(A block of data)
-------------------------
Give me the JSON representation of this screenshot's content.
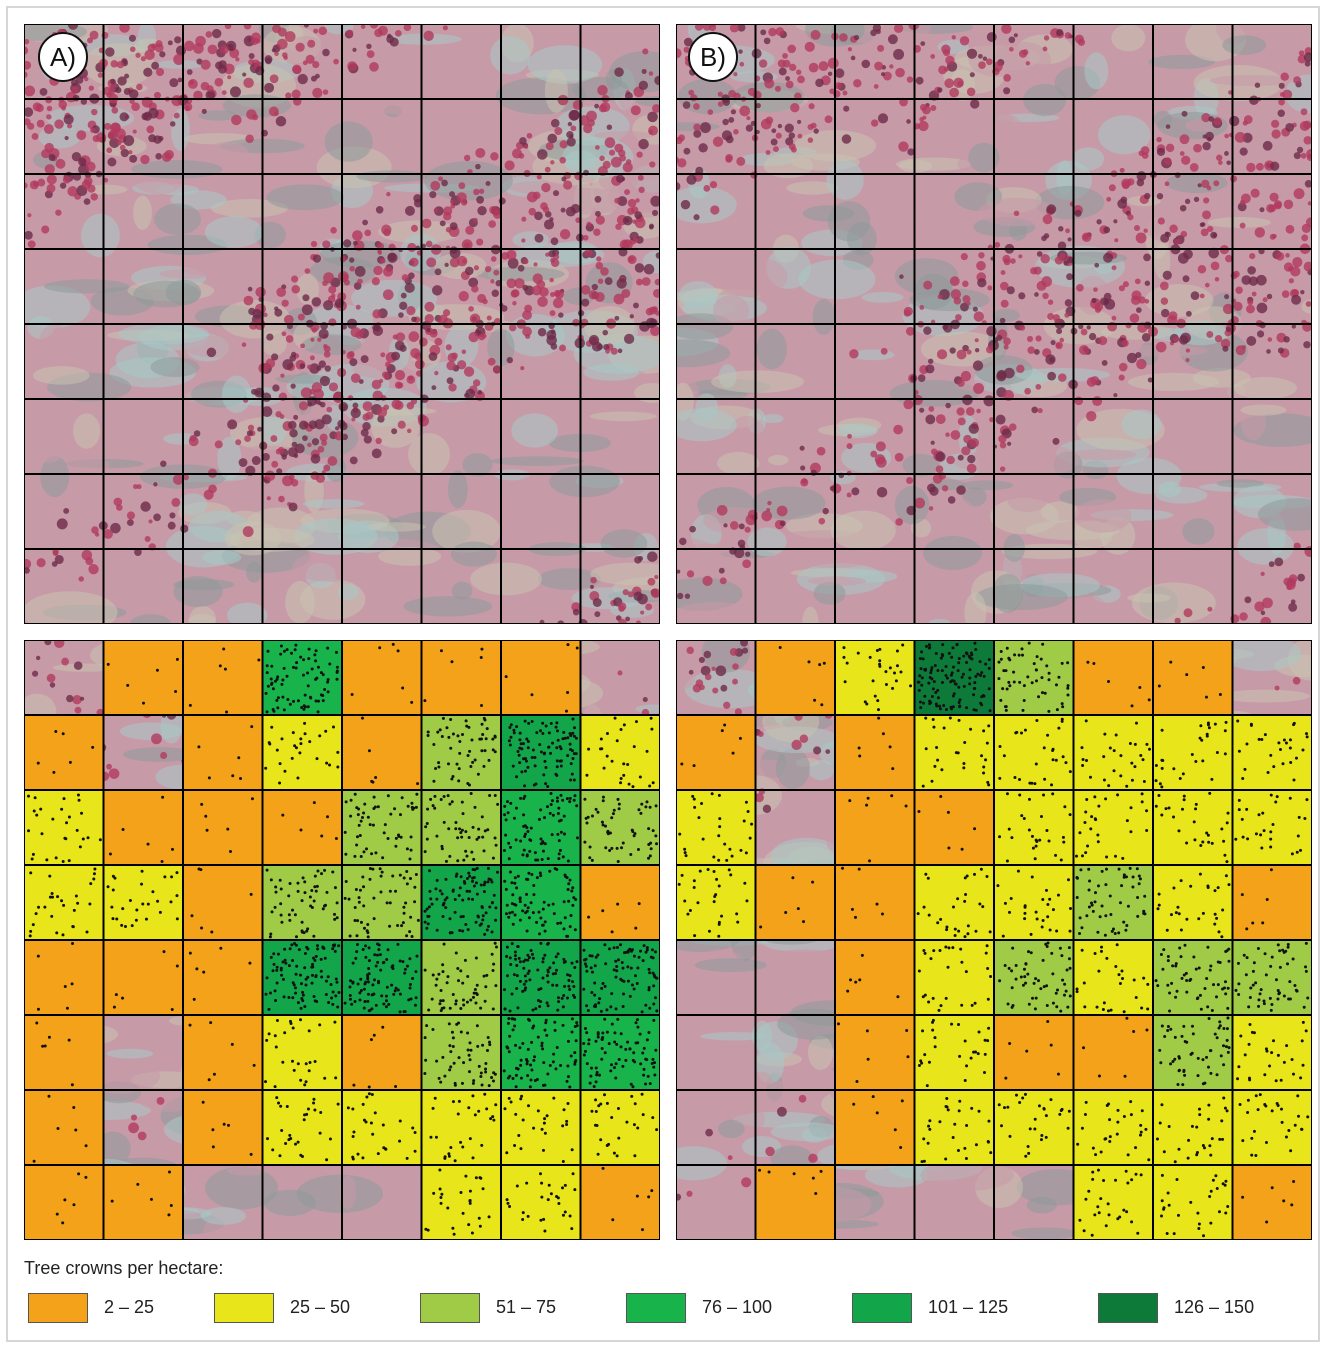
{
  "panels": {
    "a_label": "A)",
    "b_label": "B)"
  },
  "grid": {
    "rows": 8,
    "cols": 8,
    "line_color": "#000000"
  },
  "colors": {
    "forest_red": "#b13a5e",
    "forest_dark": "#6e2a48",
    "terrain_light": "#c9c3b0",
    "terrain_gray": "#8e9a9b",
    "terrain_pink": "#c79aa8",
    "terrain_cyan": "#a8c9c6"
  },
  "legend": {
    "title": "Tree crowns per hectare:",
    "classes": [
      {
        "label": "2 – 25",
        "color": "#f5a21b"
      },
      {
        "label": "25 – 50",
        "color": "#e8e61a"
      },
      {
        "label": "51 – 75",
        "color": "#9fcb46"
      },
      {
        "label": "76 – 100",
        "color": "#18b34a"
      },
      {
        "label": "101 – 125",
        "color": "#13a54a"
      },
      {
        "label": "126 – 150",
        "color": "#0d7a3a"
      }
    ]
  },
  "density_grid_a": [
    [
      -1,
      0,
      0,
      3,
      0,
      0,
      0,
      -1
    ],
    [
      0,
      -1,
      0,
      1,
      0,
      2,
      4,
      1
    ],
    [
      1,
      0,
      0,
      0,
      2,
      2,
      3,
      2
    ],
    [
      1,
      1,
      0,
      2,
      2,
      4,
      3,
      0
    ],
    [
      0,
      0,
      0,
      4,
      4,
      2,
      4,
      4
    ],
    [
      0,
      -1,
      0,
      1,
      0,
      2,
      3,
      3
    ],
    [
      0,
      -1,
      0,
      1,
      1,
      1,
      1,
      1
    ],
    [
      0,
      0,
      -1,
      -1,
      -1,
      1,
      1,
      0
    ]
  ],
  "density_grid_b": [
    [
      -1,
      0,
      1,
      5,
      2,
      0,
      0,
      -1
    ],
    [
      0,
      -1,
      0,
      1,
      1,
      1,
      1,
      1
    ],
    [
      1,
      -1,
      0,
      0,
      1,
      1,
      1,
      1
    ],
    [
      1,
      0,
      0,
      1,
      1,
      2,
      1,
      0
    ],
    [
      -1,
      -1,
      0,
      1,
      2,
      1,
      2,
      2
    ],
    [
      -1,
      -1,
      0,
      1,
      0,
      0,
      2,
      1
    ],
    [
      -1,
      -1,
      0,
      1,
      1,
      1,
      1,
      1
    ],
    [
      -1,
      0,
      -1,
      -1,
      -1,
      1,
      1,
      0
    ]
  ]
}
-------------------------
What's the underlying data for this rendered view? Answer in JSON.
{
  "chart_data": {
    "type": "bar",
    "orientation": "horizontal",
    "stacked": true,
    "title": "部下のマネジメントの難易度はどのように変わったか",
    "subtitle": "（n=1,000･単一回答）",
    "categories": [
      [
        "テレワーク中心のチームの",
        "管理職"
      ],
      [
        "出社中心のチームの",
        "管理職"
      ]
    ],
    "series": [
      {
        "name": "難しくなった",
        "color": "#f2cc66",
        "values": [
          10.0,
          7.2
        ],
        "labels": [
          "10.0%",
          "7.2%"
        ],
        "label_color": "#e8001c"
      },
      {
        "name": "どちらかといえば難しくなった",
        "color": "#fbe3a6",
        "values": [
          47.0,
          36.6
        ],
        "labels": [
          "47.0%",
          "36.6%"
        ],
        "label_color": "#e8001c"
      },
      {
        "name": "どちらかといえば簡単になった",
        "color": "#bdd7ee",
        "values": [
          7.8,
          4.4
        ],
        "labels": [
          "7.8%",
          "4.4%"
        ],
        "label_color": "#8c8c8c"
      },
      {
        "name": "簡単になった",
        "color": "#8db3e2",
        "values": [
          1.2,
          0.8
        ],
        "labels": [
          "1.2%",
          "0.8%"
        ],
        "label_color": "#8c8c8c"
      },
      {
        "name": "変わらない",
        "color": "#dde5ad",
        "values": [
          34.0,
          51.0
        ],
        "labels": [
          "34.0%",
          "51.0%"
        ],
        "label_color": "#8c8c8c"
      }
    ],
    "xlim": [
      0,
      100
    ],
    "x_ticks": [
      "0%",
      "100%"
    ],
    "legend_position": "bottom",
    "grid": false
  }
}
-------------------------
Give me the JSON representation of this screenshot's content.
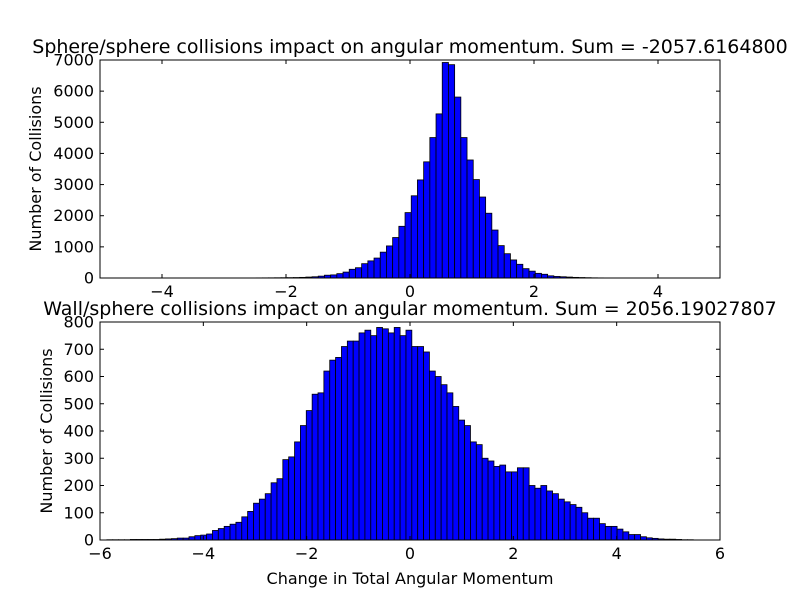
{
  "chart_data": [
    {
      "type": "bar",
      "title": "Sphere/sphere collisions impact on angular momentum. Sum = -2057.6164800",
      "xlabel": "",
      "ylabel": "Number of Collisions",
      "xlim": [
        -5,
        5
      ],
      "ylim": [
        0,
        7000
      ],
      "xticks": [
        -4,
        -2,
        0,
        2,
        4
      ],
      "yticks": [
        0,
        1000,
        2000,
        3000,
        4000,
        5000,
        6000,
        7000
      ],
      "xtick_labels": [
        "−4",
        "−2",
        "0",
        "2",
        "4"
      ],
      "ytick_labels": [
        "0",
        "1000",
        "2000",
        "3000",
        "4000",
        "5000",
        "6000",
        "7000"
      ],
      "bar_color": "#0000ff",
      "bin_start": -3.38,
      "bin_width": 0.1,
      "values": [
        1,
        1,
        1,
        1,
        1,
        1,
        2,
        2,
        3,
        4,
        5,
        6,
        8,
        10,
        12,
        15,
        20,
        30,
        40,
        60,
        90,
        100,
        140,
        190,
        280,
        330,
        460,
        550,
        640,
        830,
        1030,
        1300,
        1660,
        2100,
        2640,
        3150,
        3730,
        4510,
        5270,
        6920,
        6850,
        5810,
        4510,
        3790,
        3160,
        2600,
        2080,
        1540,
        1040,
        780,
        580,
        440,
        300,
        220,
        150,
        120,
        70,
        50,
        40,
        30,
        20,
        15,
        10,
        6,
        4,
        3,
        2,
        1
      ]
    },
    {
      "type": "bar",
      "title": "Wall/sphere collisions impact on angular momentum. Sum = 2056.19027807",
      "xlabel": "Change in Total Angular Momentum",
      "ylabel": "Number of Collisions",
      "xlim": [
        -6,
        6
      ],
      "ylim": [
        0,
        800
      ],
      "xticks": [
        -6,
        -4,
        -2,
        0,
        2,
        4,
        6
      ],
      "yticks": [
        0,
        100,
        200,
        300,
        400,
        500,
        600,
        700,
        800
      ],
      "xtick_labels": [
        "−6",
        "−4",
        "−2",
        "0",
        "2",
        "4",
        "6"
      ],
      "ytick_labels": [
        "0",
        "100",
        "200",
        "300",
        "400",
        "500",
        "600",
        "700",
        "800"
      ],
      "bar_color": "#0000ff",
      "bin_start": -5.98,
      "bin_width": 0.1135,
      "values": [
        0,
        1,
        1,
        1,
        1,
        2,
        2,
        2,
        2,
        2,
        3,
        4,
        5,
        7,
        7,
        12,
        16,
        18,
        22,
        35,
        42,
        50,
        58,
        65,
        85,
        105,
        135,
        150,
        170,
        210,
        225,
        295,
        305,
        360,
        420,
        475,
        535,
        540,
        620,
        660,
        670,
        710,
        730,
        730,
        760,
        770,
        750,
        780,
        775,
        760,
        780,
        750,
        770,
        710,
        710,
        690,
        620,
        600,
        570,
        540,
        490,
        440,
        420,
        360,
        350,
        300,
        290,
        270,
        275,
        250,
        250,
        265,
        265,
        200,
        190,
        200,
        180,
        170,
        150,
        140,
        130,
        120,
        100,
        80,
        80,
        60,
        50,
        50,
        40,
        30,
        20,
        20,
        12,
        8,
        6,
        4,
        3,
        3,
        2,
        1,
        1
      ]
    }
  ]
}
-------------------------
*TASK PROMPT:*
Filter the records above for lines containing the word "xlabel", and copy those lines.

*OUTPUT OF THE TASK:*
      "xlabel": "",
      "xlabel": "Change in Total Angular Momentum",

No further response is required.